#### What you should do:
Without the pictures, print each of the records below exactly as it appears.

#### Saved data entries:
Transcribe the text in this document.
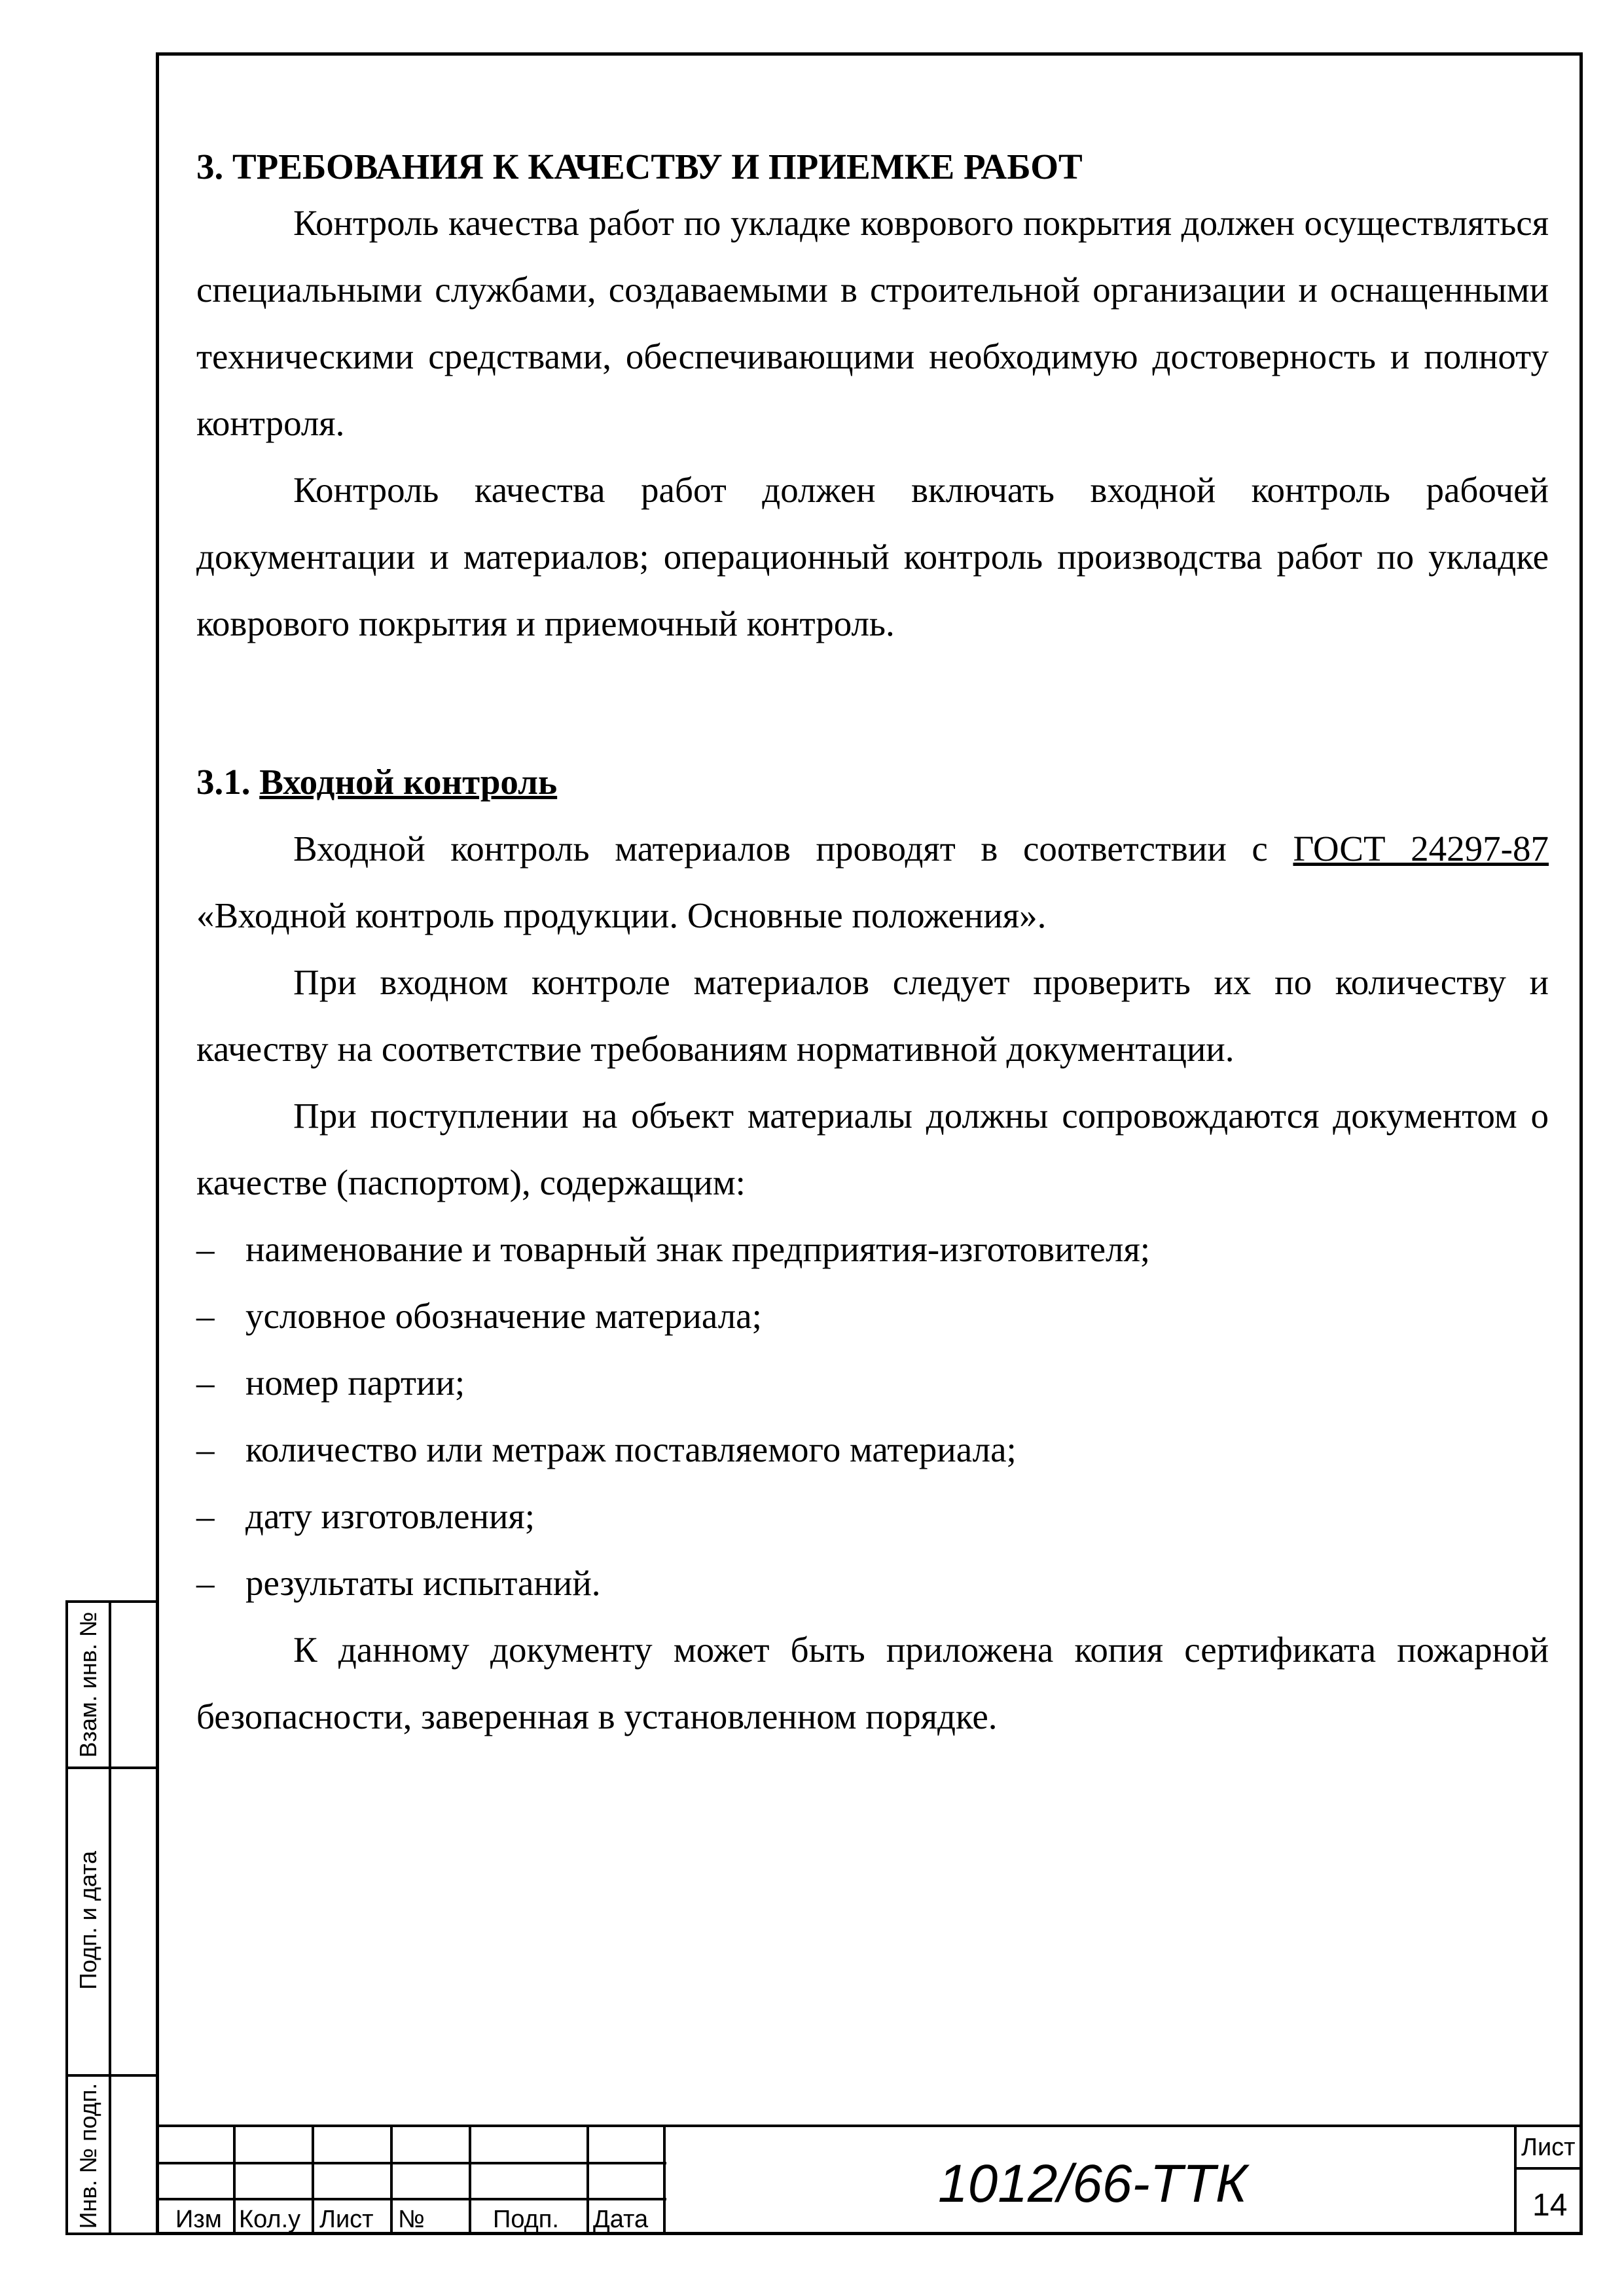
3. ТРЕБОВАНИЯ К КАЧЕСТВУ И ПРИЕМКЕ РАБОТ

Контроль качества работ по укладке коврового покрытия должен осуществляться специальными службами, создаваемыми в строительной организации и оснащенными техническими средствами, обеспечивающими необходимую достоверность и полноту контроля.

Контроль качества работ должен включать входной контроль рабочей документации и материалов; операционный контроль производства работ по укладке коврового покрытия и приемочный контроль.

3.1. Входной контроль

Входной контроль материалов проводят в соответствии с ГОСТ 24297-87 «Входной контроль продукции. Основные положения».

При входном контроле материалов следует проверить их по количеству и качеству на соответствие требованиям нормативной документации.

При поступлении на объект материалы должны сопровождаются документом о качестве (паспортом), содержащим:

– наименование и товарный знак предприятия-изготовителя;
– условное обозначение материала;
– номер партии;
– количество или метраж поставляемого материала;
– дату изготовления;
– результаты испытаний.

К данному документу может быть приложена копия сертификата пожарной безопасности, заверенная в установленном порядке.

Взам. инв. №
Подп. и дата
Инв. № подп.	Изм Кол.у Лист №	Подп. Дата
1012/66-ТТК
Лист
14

#### Response to the exercise:
Transcribe the text in this document.
3. ТРЕБОВАНИЯ К КАЧЕСТВУ И ПРИЕМКЕ РАБОТ

Контроль качества работ по укладке коврового покрытия должен осуществляться специальными службами, создаваемыми в строительной организации и оснащенными техническими средствами, обеспечивающими необходимую достоверность и полноту контроля.

Контроль качества работ должен включать входной контроль рабочей документации и материалов; операционный контроль производства работ по укладке коврового покрытия и приемочный контроль.

3.1. Входной контроль

Входной контроль материалов проводят в соответствии с ГОСТ 24297-87 «Входной контроль продукции. Основные положения».

При входном контроле материалов следует проверить их по количеству и качеству на соответствие требованиям нормативной документации.

При поступлении на объект материалы должны сопровождаются документом о качестве (паспортом), содержащим:

– наименование и товарный знак предприятия-изготовителя;
– условное обозначение материала;
– номер партии;
– количество или метраж поставляемого материала;
– дату изготовления;
– результаты испытаний.

К данному документу может быть приложена копия сертификата пожарной безопасности, заверенная в установленном порядке.

Взам. инв. №
Подп. и дата
Инв. № подп.	Изм Кол.у Лист №	Подп. Дата
1012/66-ТТК
Лист
14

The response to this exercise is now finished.